Stored entries:
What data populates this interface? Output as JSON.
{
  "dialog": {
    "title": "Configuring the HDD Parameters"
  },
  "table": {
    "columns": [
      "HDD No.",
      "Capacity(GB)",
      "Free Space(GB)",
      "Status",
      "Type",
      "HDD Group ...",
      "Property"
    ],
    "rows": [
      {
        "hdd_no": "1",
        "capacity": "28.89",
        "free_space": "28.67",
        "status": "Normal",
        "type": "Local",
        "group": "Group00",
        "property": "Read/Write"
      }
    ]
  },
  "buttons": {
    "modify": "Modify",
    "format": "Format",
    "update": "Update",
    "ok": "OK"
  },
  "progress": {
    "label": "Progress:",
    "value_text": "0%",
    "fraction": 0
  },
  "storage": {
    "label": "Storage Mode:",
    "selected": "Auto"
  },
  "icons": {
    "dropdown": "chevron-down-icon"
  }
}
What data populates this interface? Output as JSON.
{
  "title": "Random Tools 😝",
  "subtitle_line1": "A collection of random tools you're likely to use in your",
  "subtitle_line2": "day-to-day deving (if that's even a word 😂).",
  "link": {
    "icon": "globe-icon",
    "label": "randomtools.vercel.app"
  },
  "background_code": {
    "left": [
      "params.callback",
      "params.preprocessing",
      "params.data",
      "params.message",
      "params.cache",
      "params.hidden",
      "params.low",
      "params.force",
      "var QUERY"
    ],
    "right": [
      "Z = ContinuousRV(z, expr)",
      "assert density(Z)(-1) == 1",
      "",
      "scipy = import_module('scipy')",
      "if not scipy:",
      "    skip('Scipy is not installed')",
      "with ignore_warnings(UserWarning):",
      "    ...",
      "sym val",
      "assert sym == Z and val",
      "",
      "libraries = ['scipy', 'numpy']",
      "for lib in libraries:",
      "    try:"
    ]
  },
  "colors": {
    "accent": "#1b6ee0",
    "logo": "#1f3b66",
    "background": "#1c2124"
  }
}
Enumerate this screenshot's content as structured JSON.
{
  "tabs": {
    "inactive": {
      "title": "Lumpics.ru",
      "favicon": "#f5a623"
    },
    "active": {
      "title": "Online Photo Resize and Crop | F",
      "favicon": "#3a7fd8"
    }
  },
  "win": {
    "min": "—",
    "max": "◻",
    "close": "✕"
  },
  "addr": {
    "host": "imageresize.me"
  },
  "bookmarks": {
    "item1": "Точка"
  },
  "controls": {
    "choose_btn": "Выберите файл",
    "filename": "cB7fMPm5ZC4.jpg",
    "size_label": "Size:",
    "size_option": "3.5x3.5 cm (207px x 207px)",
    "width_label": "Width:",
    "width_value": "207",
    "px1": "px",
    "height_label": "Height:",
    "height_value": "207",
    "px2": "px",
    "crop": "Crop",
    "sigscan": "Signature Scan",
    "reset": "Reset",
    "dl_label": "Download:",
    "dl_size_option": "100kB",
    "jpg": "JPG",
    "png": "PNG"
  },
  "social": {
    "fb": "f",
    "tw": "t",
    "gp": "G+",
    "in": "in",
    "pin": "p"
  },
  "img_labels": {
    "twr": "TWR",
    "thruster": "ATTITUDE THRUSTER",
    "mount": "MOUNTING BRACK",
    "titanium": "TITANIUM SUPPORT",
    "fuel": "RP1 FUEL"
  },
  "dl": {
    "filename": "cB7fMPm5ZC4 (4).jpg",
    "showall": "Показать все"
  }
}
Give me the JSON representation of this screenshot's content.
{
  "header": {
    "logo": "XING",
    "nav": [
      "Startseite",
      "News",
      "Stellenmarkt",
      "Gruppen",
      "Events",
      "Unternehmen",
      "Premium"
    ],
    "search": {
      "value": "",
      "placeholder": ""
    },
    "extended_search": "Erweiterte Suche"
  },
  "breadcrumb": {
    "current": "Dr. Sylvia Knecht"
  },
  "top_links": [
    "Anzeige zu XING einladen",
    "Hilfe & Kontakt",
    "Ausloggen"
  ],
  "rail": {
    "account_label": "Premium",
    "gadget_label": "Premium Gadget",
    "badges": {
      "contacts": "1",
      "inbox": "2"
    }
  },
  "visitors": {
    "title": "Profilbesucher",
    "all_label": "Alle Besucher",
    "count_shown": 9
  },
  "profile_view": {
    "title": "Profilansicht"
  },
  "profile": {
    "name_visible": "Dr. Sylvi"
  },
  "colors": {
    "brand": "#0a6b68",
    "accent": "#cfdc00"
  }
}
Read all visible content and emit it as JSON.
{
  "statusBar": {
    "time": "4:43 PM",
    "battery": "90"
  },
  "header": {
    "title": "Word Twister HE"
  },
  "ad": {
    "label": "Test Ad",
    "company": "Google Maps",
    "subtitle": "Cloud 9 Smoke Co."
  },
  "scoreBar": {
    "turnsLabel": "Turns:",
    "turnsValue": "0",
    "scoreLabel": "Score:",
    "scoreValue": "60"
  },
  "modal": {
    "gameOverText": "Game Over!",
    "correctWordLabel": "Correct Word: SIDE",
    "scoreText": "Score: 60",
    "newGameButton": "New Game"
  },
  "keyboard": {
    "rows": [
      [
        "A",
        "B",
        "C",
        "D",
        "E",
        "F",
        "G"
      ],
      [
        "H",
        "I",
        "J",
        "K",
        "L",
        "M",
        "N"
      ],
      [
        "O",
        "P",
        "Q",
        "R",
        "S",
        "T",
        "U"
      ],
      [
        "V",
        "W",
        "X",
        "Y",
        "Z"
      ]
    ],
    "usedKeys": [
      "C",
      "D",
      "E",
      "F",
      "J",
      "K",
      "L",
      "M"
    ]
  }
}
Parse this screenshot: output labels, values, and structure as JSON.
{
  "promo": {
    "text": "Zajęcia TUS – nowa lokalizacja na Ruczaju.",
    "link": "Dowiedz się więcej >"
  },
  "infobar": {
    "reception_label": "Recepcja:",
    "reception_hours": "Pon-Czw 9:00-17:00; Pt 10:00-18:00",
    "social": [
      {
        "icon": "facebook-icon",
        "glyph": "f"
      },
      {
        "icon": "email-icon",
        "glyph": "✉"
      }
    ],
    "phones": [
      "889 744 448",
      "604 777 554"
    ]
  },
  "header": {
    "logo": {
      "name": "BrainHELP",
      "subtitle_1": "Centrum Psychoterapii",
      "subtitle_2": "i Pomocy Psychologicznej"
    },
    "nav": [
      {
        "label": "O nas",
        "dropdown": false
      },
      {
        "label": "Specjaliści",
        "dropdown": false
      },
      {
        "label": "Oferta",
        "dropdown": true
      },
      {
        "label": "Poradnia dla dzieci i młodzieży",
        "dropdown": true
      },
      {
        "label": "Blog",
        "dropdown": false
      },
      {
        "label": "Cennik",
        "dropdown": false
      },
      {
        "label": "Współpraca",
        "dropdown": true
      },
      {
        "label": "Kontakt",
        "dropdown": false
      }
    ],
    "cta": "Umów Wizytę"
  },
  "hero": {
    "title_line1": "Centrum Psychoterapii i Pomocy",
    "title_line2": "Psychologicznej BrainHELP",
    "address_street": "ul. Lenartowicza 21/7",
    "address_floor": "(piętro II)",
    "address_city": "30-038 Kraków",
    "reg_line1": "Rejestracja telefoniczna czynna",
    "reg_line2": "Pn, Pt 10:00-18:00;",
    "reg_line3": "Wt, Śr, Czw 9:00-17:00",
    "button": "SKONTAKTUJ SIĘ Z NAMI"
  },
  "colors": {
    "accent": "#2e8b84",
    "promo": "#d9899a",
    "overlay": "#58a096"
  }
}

Requirement ▸
Scan the material line by line and report each one that contains "content".

Task output ▸
Enumerate this screenshot's content as structured JSON.
Give me the JSON representation of this screenshot's content.
Read all visible content and emit it as JSON.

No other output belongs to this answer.